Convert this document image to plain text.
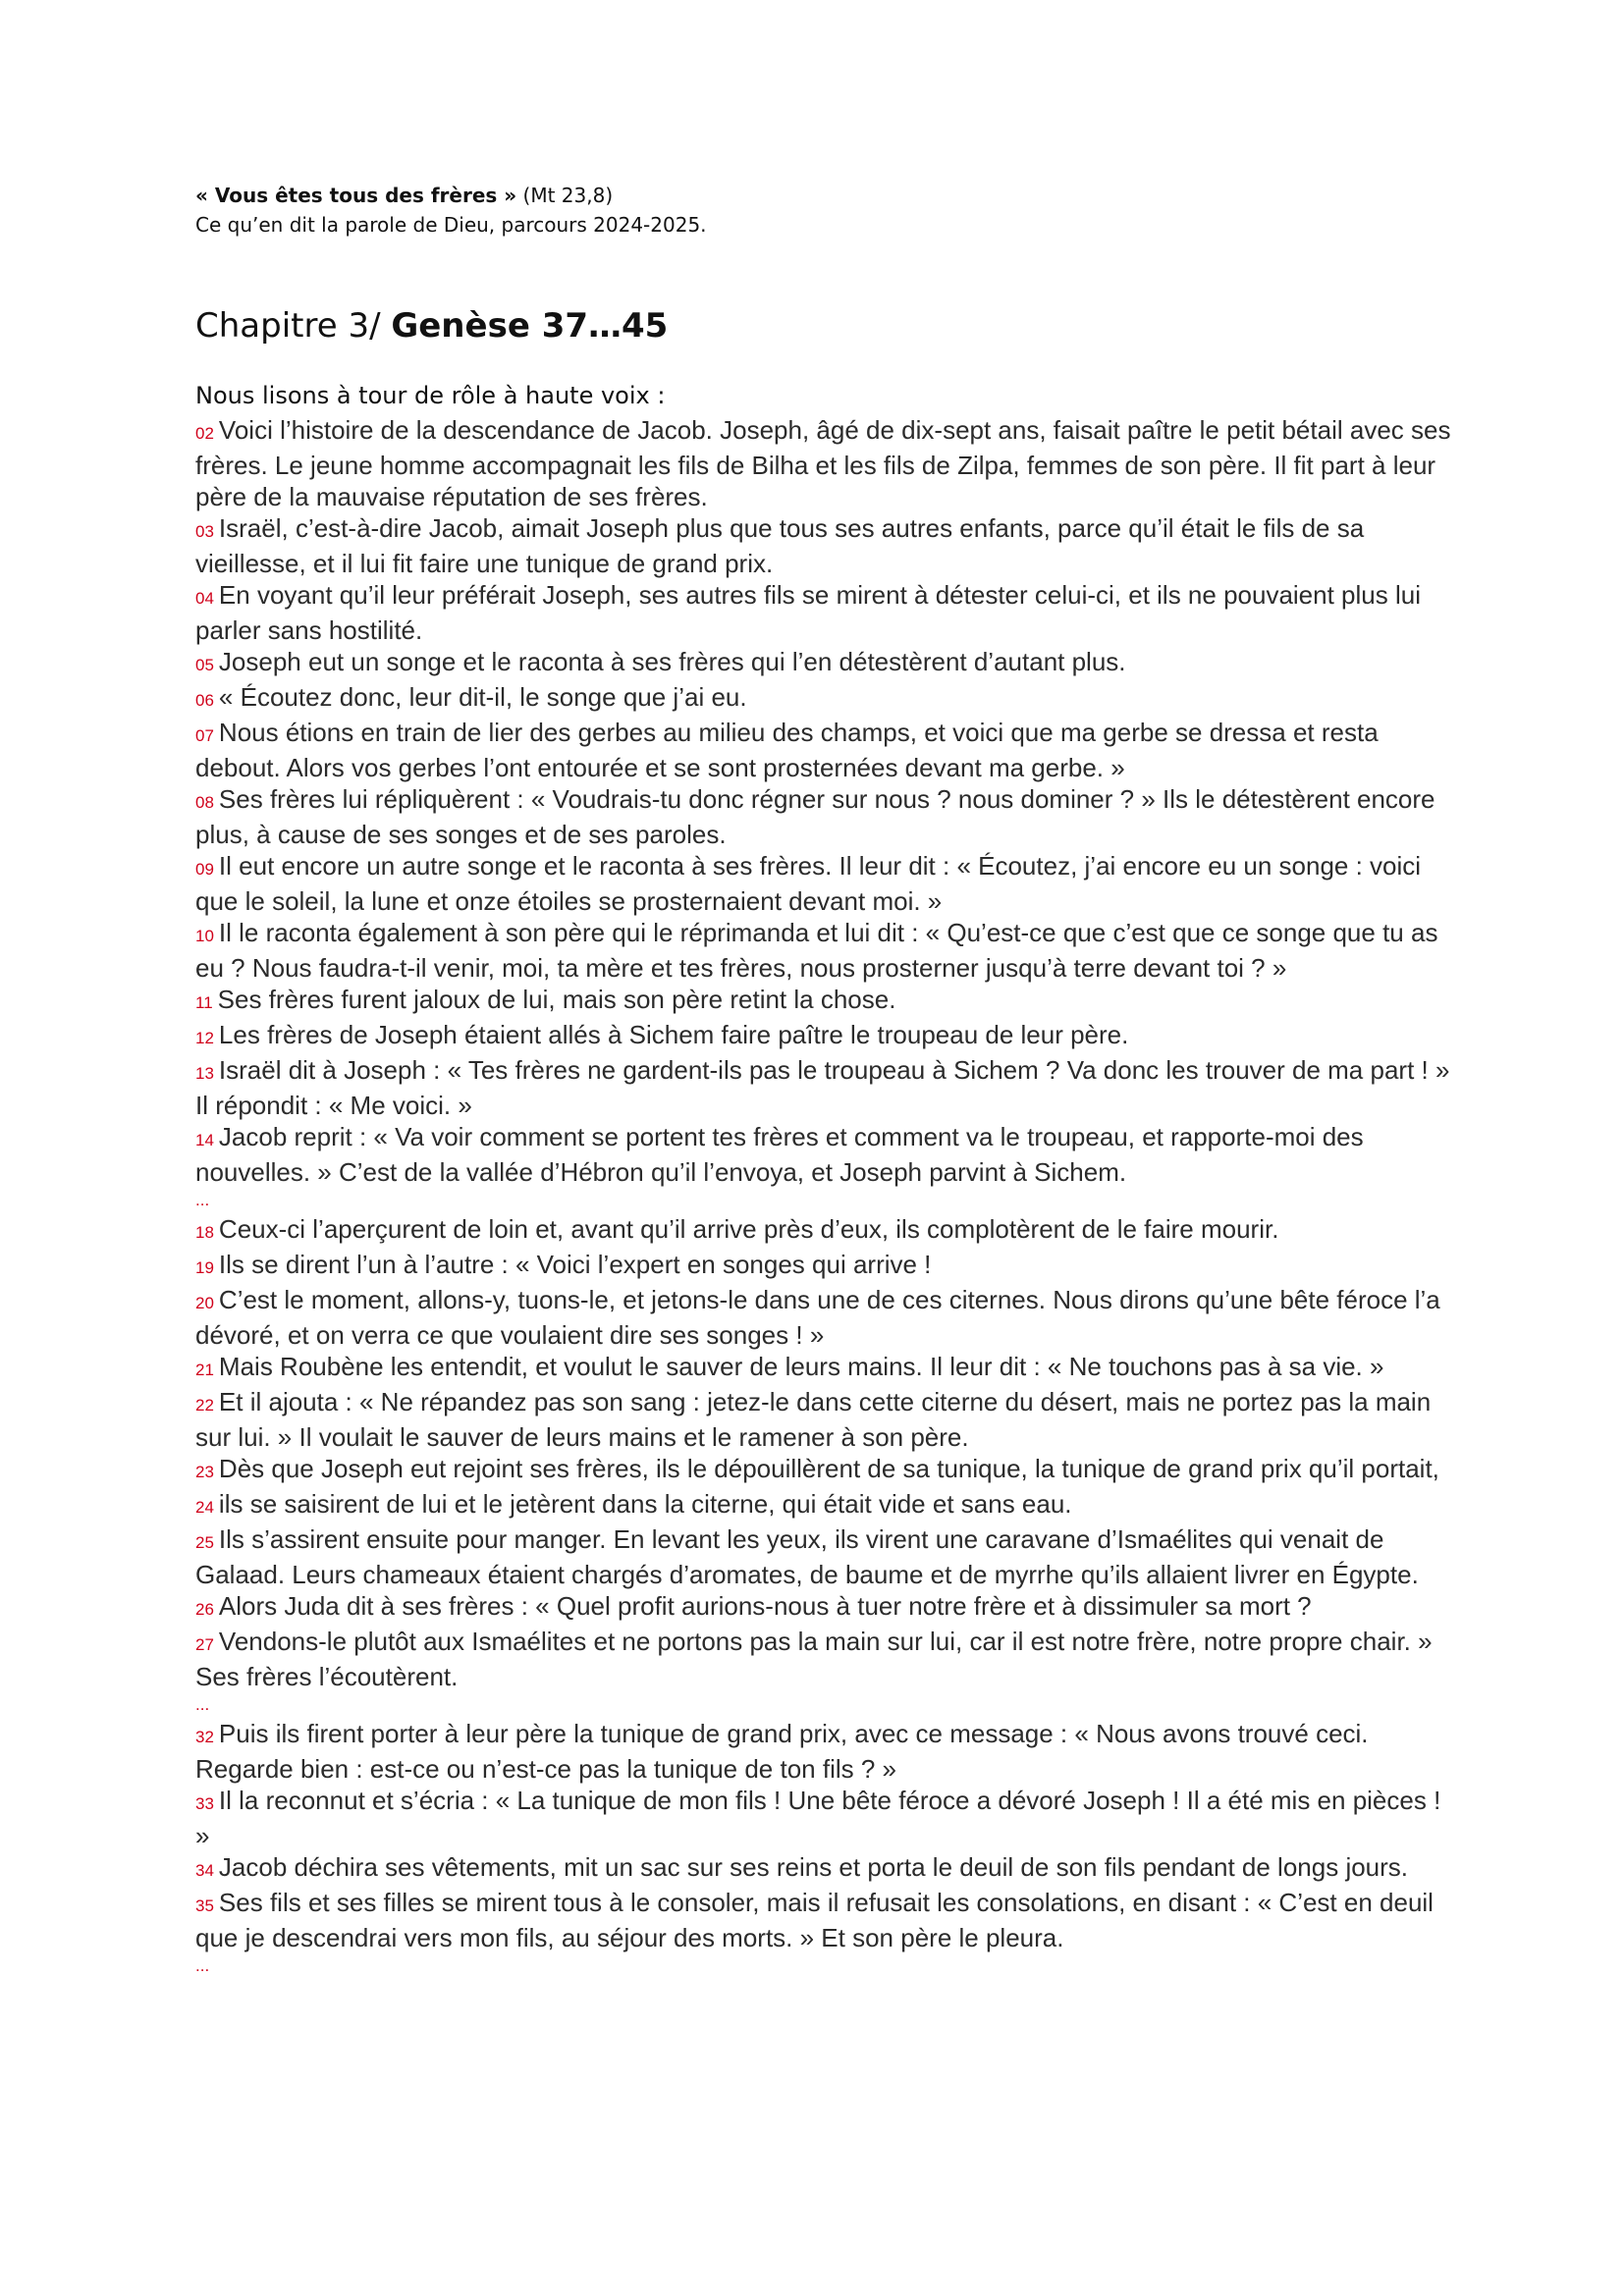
« Vous êtes tous des frères » (Mt 23,8)
Ce qu’en dit la parole de Dieu, parcours 2024-2025.
Chapitre 3/ Genèse 37…45
Nous lisons à tour de rôle à haute voix :

02 Voici l’histoire de la descendance de Jacob. Joseph, âgé de dix-sept ans, faisait paître le petit bétail avec ses frères. Le jeune homme accompagnait les fils de Bilha et les fils de Zilpa, femmes de son père. Il fit part à leur père de la mauvaise réputation de ses frères.

03 Israël, c’est-à-dire Jacob, aimait Joseph plus que tous ses autres enfants, parce qu’il était le fils de sa vieillesse, et il lui fit faire une tunique de grand prix.

04 En voyant qu’il leur préférait Joseph, ses autres fils se mirent à détester celui-ci, et ils ne pouvaient plus lui parler sans hostilité.

05 Joseph eut un songe et le raconta à ses frères qui l’en détestèrent d’autant plus.

06 « Écoutez donc, leur dit-il, le songe que j’ai eu.

07 Nous étions en train de lier des gerbes au milieu des champs, et voici que ma gerbe se dressa et resta debout. Alors vos gerbes l’ont entourée et se sont prosternées devant ma gerbe. »

08 Ses frères lui répliquèrent : « Voudrais-tu donc régner sur nous ? nous dominer ? » Ils le détestèrent encore plus, à cause de ses songes et de ses paroles.

09 Il eut encore un autre songe et le raconta à ses frères. Il leur dit : « Écoutez, j’ai encore eu un songe : voici que le soleil, la lune et onze étoiles se prosternaient devant moi. »

10 Il le raconta également à son père qui le réprimanda et lui dit : « Qu’est-ce que c’est que ce songe que tu as eu ? Nous faudra-t-il venir, moi, ta mère et tes frères, nous prosterner jusqu’à terre devant toi ? »

11 Ses frères furent jaloux de lui, mais son père retint la chose.

12 Les frères de Joseph étaient allés à Sichem faire paître le troupeau de leur père.

13 Israël dit à Joseph : « Tes frères ne gardent-ils pas le troupeau à Sichem ? Va donc les trouver de ma part ! » Il répondit : « Me voici. »

14 Jacob reprit : « Va voir comment se portent tes frères et comment va le troupeau, et rapporte-moi des nouvelles. » C’est de la vallée d’Hébron qu’il l’envoya, et Joseph parvint à Sichem.

...

18 Ceux-ci l’aperçurent de loin et, avant qu’il arrive près d’eux, ils complotèrent de le faire mourir.

19 Ils se dirent l’un à l’autre : « Voici l’expert en songes qui arrive !

20 C’est le moment, allons-y, tuons-le, et jetons-le dans une de ces citernes. Nous dirons qu’une bête féroce l’a dévoré, et on verra ce que voulaient dire ses songes ! »

21 Mais Roubène les entendit, et voulut le sauver de leurs mains. Il leur dit : « Ne touchons pas à sa vie. »

22 Et il ajouta : « Ne répandez pas son sang : jetez-le dans cette citerne du désert, mais ne portez pas la main sur lui. » Il voulait le sauver de leurs mains et le ramener à son père.

23 Dès que Joseph eut rejoint ses frères, ils le dépouillèrent de sa tunique, la tunique de grand prix qu’il portait,

24 ils se saisirent de lui et le jetèrent dans la citerne, qui était vide et sans eau.

25 Ils s’assirent ensuite pour manger. En levant les yeux, ils virent une caravane d’Ismaélites qui venait de Galaad. Leurs chameaux étaient chargés d’aromates, de baume et de myrrhe qu’ils allaient livrer en Égypte.

26 Alors Juda dit à ses frères : « Quel profit aurions-nous à tuer notre frère et à dissimuler sa mort ?

27 Vendons-le plutôt aux Ismaélites et ne portons pas la main sur lui, car il est notre frère, notre propre chair. » Ses frères l’écoutèrent.

...

32 Puis ils firent porter à leur père la tunique de grand prix, avec ce message : « Nous avons trouvé ceci. Regarde bien : est-ce ou n’est-ce pas la tunique de ton fils ? »

33 Il la reconnut et s’écria : « La tunique de mon fils ! Une bête féroce a dévoré Joseph ! Il a été mis en pièces ! »

34 Jacob déchira ses vêtements, mit un sac sur ses reins et porta le deuil de son fils pendant de longs jours.

35 Ses fils et ses filles se mirent tous à le consoler, mais il refusait les consolations, en disant : « C’est en deuil que je descendrai vers mon fils, au séjour des morts. » Et son père le pleura.

...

•••

Go through the data above and find the lines with the word "donc". Copy each of those lines.

06 « Écoutez donc, leur dit-il, le songe que j’ai eu.
08 Ses frères lui répliquèrent : « Voudrais-tu donc régner sur nous ? nous dominer ? » Ils le détestèrent encore plus, à cause de ses songes et de ses paroles.
13 Israël dit à Joseph : « Tes frères ne gardent-ils pas le troupeau à Sichem ? Va donc les trouver de ma part ! » Il répondit : « Me voici. »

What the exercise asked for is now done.